=== DATA SECTION ===

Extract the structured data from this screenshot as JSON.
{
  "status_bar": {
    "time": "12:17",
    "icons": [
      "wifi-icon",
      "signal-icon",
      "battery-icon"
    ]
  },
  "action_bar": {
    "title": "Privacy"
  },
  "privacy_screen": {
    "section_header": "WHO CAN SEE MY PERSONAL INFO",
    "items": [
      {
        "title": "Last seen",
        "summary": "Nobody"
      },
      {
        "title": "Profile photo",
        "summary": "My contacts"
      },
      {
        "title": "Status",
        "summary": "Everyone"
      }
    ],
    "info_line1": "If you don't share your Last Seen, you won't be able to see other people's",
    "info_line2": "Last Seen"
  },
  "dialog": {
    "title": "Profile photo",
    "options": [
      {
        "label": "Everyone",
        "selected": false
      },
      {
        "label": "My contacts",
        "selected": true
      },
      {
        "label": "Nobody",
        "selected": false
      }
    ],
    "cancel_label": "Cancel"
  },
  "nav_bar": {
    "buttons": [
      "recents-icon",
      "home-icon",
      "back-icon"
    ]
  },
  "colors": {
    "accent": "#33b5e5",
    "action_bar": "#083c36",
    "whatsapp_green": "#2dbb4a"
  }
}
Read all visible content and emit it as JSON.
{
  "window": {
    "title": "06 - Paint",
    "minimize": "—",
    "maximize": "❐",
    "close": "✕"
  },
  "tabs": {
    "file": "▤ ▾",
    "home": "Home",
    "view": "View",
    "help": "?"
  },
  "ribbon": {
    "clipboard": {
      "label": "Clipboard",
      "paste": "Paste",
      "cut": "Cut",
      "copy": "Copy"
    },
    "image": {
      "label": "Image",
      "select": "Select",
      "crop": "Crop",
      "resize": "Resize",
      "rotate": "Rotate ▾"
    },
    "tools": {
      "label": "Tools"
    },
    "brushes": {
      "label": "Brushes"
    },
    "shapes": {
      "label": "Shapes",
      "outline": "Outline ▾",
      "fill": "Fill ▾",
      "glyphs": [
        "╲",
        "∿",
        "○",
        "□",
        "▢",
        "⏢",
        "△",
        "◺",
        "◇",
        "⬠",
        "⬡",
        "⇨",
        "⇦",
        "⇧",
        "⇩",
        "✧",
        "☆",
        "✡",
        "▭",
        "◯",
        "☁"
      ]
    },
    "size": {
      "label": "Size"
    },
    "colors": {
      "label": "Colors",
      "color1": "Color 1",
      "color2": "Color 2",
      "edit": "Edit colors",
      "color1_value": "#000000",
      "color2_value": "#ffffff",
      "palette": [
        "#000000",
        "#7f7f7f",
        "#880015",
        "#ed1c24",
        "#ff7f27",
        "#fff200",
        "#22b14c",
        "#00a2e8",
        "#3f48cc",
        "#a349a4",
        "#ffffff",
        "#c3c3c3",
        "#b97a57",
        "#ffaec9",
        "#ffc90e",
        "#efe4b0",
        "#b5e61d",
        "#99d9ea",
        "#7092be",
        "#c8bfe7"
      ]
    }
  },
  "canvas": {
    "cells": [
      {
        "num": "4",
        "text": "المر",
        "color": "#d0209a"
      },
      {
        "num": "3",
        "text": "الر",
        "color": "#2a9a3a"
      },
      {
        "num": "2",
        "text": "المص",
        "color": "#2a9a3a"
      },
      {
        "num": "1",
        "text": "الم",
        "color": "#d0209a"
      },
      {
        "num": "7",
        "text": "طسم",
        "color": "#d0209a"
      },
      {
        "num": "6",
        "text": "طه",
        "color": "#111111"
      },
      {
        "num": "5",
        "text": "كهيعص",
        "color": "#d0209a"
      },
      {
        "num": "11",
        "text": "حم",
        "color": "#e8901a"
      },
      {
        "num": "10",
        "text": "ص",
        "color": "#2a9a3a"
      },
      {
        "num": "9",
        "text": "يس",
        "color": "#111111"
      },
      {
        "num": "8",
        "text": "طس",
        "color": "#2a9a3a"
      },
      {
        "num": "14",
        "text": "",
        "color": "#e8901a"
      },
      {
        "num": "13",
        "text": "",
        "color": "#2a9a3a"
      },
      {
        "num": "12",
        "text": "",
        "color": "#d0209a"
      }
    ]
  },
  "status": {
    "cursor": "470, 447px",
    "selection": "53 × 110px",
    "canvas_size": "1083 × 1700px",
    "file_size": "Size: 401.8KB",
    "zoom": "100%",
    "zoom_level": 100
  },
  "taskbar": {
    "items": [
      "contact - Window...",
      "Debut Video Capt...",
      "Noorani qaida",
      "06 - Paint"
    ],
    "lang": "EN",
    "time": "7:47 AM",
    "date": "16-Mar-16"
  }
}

===

| OBJECTIVE |
Can you give every line above again, exactly as written?

| RESPONSE TO THIS TASK |
Extract the structured data from this screenshot as JSON.
{
  "status_bar": {
    "time": "12:17",
    "icons": [
      "wifi-icon",
      "signal-icon",
      "battery-icon"
    ]
  },
  "action_bar": {
    "title": "Privacy"
  },
  "privacy_screen": {
    "section_header": "WHO CAN SEE MY PERSONAL INFO",
    "items": [
      {
        "title": "Last seen",
        "summary": "Nobody"
      },
      {
        "title": "Profile photo",
        "summary": "My contacts"
      },
      {
        "title": "Status",
        "summary": "Everyone"
      }
    ],
    "info_line1": "If you don't share your Last Seen, you won't be able to see other people's",
    "info_line2": "Last Seen"
  },
  "dialog": {
    "title": "Profile photo",
    "options": [
      {
        "label": "Everyone",
        "selected": false
      },
      {
        "label": "My contacts",
        "selected": true
      },
      {
        "label": "Nobody",
        "selected": false
      }
    ],
    "cancel_label": "Cancel"
  },
  "nav_bar": {
    "buttons": [
      "recents-icon",
      "home-icon",
      "back-icon"
    ]
  },
  "colors": {
    "accent": "#33b5e5",
    "action_bar": "#083c36",
    "whatsapp_green": "#2dbb4a"
  }
}
Read all visible content and emit it as JSON.
{
  "window": {
    "title": "06 - Paint",
    "minimize": "—",
    "maximize": "❐",
    "close": "✕"
  },
  "tabs": {
    "file": "▤ ▾",
    "home": "Home",
    "view": "View",
    "help": "?"
  },
  "ribbon": {
    "clipboard": {
      "label": "Clipboard",
      "paste": "Paste",
      "cut": "Cut",
      "copy": "Copy"
    },
    "image": {
      "label": "Image",
      "select": "Select",
      "crop": "Crop",
      "resize": "Resize",
      "rotate": "Rotate ▾"
    },
    "tools": {
      "label": "Tools"
    },
    "brushes": {
      "label": "Brushes"
    },
    "shapes": {
      "label": "Shapes",
      "outline": "Outline ▾",
      "fill": "Fill ▾",
      "glyphs": [
        "╲",
        "∿",
        "○",
        "□",
        "▢",
        "⏢",
        "△",
        "◺",
        "◇",
        "⬠",
        "⬡",
        "⇨",
        "⇦",
        "⇧",
        "⇩",
        "✧",
        "☆",
        "✡",
        "▭",
        "◯",
        "☁"
      ]
    },
    "size": {
      "label": "Size"
    },
    "colors": {
      "label": "Colors",
      "color1": "Color 1",
      "color2": "Color 2",
      "edit": "Edit colors",
      "color1_value": "#000000",
      "color2_value": "#ffffff",
      "palette": [
        "#000000",
        "#7f7f7f",
        "#880015",
        "#ed1c24",
        "#ff7f27",
        "#fff200",
        "#22b14c",
        "#00a2e8",
        "#3f48cc",
        "#a349a4",
        "#ffffff",
        "#c3c3c3",
        "#b97a57",
        "#ffaec9",
        "#ffc90e",
        "#efe4b0",
        "#b5e61d",
        "#99d9ea",
        "#7092be",
        "#c8bfe7"
      ]
    }
  },
  "canvas": {
    "cells": [
      {
        "num": "4",
        "text": "المر",
        "color": "#d0209a"
      },
      {
        "num": "3",
        "text": "الر",
        "color": "#2a9a3a"
      },
      {
        "num": "2",
        "text": "المص",
        "color": "#2a9a3a"
      },
      {
        "num": "1",
        "text": "الم",
        "color": "#d0209a"
      },
      {
        "num": "7",
        "text": "طسم",
        "color": "#d0209a"
      },
      {
        "num": "6",
        "text": "طه",
        "color": "#111111"
      },
      {
        "num": "5",
        "text": "كهيعص",
        "color": "#d0209a"
      },
      {
        "num": "11",
        "text": "حم",
        "color": "#e8901a"
      },
      {
        "num": "10",
        "text": "ص",
        "color": "#2a9a3a"
      },
      {
        "num": "9",
        "text": "يس",
        "color": "#111111"
      },
      {
        "num": "8",
        "text": "طس",
        "color": "#2a9a3a"
      },
      {
        "num": "14",
        "text": "",
        "color": "#e8901a"
      },
      {
        "num": "13",
        "text": "",
        "color": "#2a9a3a"
      },
      {
        "num": "12",
        "text": "",
        "color": "#d0209a"
      }
    ]
  },
  "status": {
    "cursor": "470, 447px",
    "selection": "53 × 110px",
    "canvas_size": "1083 × 1700px",
    "file_size": "Size: 401.8KB",
    "zoom": "100%",
    "zoom_level": 100
  },
  "taskbar": {
    "items": [
      "contact - Window...",
      "Debut Video Capt...",
      "Noorani qaida",
      "06 - Paint"
    ],
    "lang": "EN",
    "time": "7:47 AM",
    "date": "16-Mar-16"
  }
}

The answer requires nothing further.